Goal
Write out the part of the text on the second American influence on ballroom dancing that begins at the words "The second American" and stops after the words "crowded dance hall.".

Selected extract

◆ ◆ ◆ ◆

The second American influence on Ballroom Dancing

With the coming of the Second World War, and especially after the United States entered the war on the Allied side in December 1941, American dances, music and songs crossed the Atlantic with the troops. As has already been noted, one of these was the Jitterbug, which in British ballrooms developed into the Jive, most notably by Walter Laird. Another American dance that crossed the Atlantic during the war with the American troops was the Lindy Hop. This was another somewhat energetic ‘swing’ dance which was difficult to perform safely in a crowded dance hall.


The Second World War was also the Big Band or Swing era. It made for relatively easy listening on gramophone records and over the radio. Probably the best remembered is the Glenn Miller band, whose sound has influenced dancing and dance music ever since the war.

◆ ◆ ◆ ◆

Supplied data

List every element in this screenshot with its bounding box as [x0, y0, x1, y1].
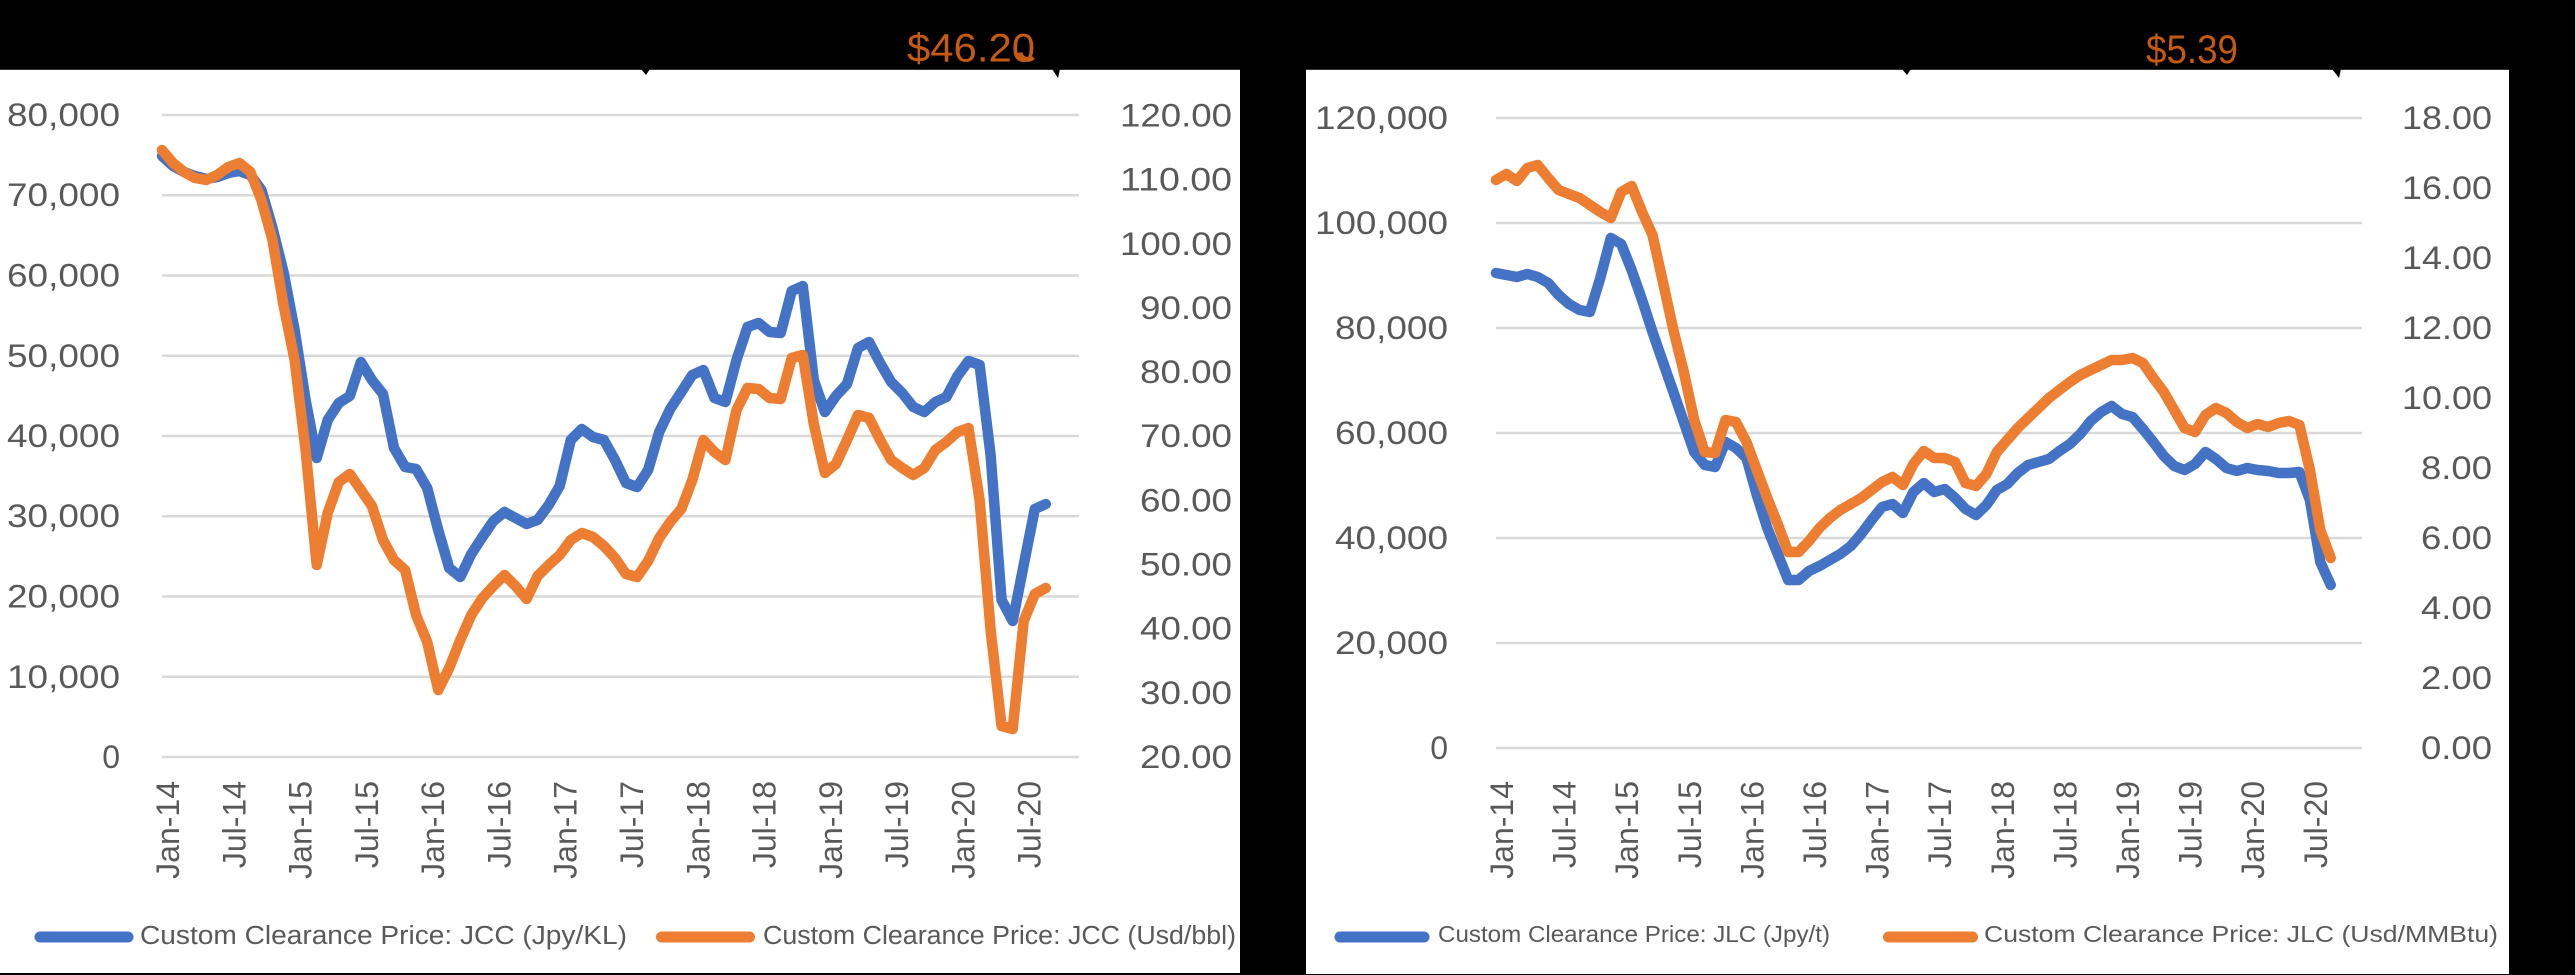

◆ ◆ ◆ ◆

The response
The second American influence on Ballroom Dancing

With the coming of the Second World War, and especially after the United States entered the war on the Allied side in December 1941, American dances, music and songs crossed the Atlantic with the troops. As has already been noted, one of these was the Jitterbug, which in British ballrooms developed into the Jive, most notably by Walter Laird. Another American dance that crossed the Atlantic during the war with the American troops was the Lindy Hop. This was another somewhat energetic ‘swing’ dance which was difficult to perform safely in a crowded dance hall.